[start of Material]

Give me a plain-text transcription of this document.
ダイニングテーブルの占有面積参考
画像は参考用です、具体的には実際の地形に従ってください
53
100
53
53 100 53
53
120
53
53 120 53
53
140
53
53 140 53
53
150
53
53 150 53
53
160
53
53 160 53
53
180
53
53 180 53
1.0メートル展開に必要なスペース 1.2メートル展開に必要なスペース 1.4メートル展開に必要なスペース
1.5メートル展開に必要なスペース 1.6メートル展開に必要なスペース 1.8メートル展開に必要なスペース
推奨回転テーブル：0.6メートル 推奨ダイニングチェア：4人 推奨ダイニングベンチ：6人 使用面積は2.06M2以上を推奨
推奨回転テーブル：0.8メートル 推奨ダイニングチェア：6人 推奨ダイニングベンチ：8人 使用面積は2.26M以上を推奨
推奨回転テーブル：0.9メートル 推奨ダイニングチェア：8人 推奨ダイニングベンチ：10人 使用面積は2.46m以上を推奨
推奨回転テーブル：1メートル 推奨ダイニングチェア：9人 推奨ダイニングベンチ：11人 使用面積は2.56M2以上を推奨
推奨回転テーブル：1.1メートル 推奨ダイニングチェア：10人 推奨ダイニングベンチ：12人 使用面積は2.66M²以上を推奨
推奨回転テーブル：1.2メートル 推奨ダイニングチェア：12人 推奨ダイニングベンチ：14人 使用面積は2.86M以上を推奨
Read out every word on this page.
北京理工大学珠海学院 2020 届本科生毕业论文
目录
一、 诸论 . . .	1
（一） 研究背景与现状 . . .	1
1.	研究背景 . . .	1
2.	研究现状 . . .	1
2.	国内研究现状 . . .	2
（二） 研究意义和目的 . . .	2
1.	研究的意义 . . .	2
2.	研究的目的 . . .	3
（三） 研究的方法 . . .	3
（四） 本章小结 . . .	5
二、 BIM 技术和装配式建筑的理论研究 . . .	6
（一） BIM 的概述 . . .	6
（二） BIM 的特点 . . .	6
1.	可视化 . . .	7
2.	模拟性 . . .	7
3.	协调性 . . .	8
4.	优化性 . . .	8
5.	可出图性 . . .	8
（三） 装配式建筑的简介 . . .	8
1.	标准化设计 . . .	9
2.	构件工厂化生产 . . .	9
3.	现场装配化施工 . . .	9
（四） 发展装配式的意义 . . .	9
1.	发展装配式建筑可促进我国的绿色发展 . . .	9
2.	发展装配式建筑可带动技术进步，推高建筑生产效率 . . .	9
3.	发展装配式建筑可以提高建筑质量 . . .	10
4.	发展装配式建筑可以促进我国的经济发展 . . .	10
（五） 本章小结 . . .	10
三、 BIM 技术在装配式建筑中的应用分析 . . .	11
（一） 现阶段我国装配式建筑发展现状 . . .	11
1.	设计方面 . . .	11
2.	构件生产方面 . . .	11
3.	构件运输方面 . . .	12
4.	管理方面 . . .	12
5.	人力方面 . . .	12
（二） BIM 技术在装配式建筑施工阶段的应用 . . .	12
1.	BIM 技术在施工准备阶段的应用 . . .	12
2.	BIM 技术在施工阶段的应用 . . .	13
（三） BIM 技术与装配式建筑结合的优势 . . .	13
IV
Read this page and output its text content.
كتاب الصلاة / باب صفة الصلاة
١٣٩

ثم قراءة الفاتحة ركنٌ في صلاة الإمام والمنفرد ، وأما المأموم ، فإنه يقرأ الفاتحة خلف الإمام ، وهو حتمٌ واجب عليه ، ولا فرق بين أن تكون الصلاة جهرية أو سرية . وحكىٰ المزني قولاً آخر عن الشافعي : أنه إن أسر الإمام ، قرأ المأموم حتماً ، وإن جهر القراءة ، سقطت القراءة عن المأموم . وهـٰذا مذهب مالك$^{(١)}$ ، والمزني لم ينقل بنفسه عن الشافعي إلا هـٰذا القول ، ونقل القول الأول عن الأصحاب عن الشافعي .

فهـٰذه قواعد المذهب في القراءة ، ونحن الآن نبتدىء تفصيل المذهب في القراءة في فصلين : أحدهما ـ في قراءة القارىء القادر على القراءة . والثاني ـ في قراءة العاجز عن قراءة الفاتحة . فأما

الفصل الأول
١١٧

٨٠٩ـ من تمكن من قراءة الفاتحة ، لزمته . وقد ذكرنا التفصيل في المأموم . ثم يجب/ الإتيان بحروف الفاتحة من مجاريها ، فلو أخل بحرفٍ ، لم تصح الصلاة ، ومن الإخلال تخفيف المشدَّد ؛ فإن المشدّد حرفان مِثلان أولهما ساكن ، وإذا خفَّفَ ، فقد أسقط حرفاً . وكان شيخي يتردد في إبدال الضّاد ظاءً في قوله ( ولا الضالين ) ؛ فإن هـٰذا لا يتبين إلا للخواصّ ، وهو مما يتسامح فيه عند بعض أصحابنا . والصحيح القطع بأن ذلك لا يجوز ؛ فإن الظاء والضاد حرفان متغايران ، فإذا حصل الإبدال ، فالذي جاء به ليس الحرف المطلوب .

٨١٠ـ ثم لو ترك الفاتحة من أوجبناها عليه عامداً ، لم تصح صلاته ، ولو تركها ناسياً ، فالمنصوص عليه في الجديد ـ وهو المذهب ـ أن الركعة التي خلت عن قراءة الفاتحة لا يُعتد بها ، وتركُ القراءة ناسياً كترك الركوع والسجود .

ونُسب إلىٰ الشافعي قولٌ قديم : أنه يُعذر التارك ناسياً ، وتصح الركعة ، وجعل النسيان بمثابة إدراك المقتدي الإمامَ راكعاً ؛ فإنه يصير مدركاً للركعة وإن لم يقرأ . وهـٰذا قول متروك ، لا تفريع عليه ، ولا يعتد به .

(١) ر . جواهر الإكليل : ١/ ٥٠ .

[end of Material]

Every line of the material must be returned exactly as it appears.

Give me a plain-text transcription of this document.
ダイニングテーブルの占有面積参考
画像は参考用です、具体的には実際の地形に従ってください
53
100
53
53 100 53
53
120
53
53 120 53
53
140
53
53 140 53
53
150
53
53 150 53
53
160
53
53 160 53
53
180
53
53 180 53
1.0メートル展開に必要なスペース 1.2メートル展開に必要なスペース 1.4メートル展開に必要なスペース
1.5メートル展開に必要なスペース 1.6メートル展開に必要なスペース 1.8メートル展開に必要なスペース
推奨回転テーブル：0.6メートル 推奨ダイニングチェア：4人 推奨ダイニングベンチ：6人 使用面積は2.06M2以上を推奨
推奨回転テーブル：0.8メートル 推奨ダイニングチェア：6人 推奨ダイニングベンチ：8人 使用面積は2.26M以上を推奨
推奨回転テーブル：0.9メートル 推奨ダイニングチェア：8人 推奨ダイニングベンチ：10人 使用面積は2.46m以上を推奨
推奨回転テーブル：1メートル 推奨ダイニングチェア：9人 推奨ダイニングベンチ：11人 使用面積は2.56M2以上を推奨
推奨回転テーブル：1.1メートル 推奨ダイニングチェア：10人 推奨ダイニングベンチ：12人 使用面積は2.66M²以上を推奨
推奨回転テーブル：1.2メートル 推奨ダイニングチェア：12人 推奨ダイニングベンチ：14人 使用面積は2.86M以上を推奨
Read out every word on this page.
北京理工大学珠海学院 2020 届本科生毕业论文
目录
一、 诸论 . . .	1
（一） 研究背景与现状 . . .	1
1.	研究背景 . . .	1
2.	研究现状 . . .	1
2.	国内研究现状 . . .	2
（二） 研究意义和目的 . . .	2
1.	研究的意义 . . .	2
2.	研究的目的 . . .	3
（三） 研究的方法 . . .	3
（四） 本章小结 . . .	5
二、 BIM 技术和装配式建筑的理论研究 . . .	6
（一） BIM 的概述 . . .	6
（二） BIM 的特点 . . .	6
1.	可视化 . . .	7
2.	模拟性 . . .	7
3.	协调性 . . .	8
4.	优化性 . . .	8
5.	可出图性 . . .	8
（三） 装配式建筑的简介 . . .	8
1.	标准化设计 . . .	9
2.	构件工厂化生产 . . .	9
3.	现场装配化施工 . . .	9
（四） 发展装配式的意义 . . .	9
1.	发展装配式建筑可促进我国的绿色发展 . . .	9
2.	发展装配式建筑可带动技术进步，推高建筑生产效率 . . .	9
3.	发展装配式建筑可以提高建筑质量 . . .	10
4.	发展装配式建筑可以促进我国的经济发展 . . .	10
（五） 本章小结 . . .	10
三、 BIM 技术在装配式建筑中的应用分析 . . .	11
（一） 现阶段我国装配式建筑发展现状 . . .	11
1.	设计方面 . . .	11
2.	构件生产方面 . . .	11
3.	构件运输方面 . . .	12
4.	管理方面 . . .	12
5.	人力方面 . . .	12
（二） BIM 技术在装配式建筑施工阶段的应用 . . .	12
1.	BIM 技术在施工准备阶段的应用 . . .	12
2.	BIM 技术在施工阶段的应用 . . .	13
（三） BIM 技术与装配式建筑结合的优势 . . .	13
IV
Read this page and output its text content.
كتاب الصلاة / باب صفة الصلاة
١٣٩

ثم قراءة الفاتحة ركنٌ في صلاة الإمام والمنفرد ، وأما المأموم ، فإنه يقرأ الفاتحة خلف الإمام ، وهو حتمٌ واجب عليه ، ولا فرق بين أن تكون الصلاة جهرية أو سرية . وحكىٰ المزني قولاً آخر عن الشافعي : أنه إن أسر الإمام ، قرأ المأموم حتماً ، وإن جهر القراءة ، سقطت القراءة عن المأموم . وهـٰذا مذهب مالك$^{(١)}$ ، والمزني لم ينقل بنفسه عن الشافعي إلا هـٰذا القول ، ونقل القول الأول عن الأصحاب عن الشافعي .

فهـٰذه قواعد المذهب في القراءة ، ونحن الآن نبتدىء تفصيل المذهب في القراءة في فصلين : أحدهما ـ في قراءة القارىء القادر على القراءة . والثاني ـ في قراءة العاجز عن قراءة الفاتحة . فأما

الفصل الأول
١١٧

٨٠٩ـ من تمكن من قراءة الفاتحة ، لزمته . وقد ذكرنا التفصيل في المأموم . ثم يجب/ الإتيان بحروف الفاتحة من مجاريها ، فلو أخل بحرفٍ ، لم تصح الصلاة ، ومن الإخلال تخفيف المشدَّد ؛ فإن المشدّد حرفان مِثلان أولهما ساكن ، وإذا خفَّفَ ، فقد أسقط حرفاً . وكان شيخي يتردد في إبدال الضّاد ظاءً في قوله ( ولا الضالين ) ؛ فإن هـٰذا لا يتبين إلا للخواصّ ، وهو مما يتسامح فيه عند بعض أصحابنا . والصحيح القطع بأن ذلك لا يجوز ؛ فإن الظاء والضاد حرفان متغايران ، فإذا حصل الإبدال ، فالذي جاء به ليس الحرف المطلوب .

٨١٠ـ ثم لو ترك الفاتحة من أوجبناها عليه عامداً ، لم تصح صلاته ، ولو تركها ناسياً ، فالمنصوص عليه في الجديد ـ وهو المذهب ـ أن الركعة التي خلت عن قراءة الفاتحة لا يُعتد بها ، وتركُ القراءة ناسياً كترك الركوع والسجود .

ونُسب إلىٰ الشافعي قولٌ قديم : أنه يُعذر التارك ناسياً ، وتصح الركعة ، وجعل النسيان بمثابة إدراك المقتدي الإمامَ راكعاً ؛ فإنه يصير مدركاً للركعة وإن لم يقرأ . وهـٰذا قول متروك ، لا تفريع عليه ، ولا يعتد به .

(١) ر . جواهر الإكليل : ١/ ٥٠ .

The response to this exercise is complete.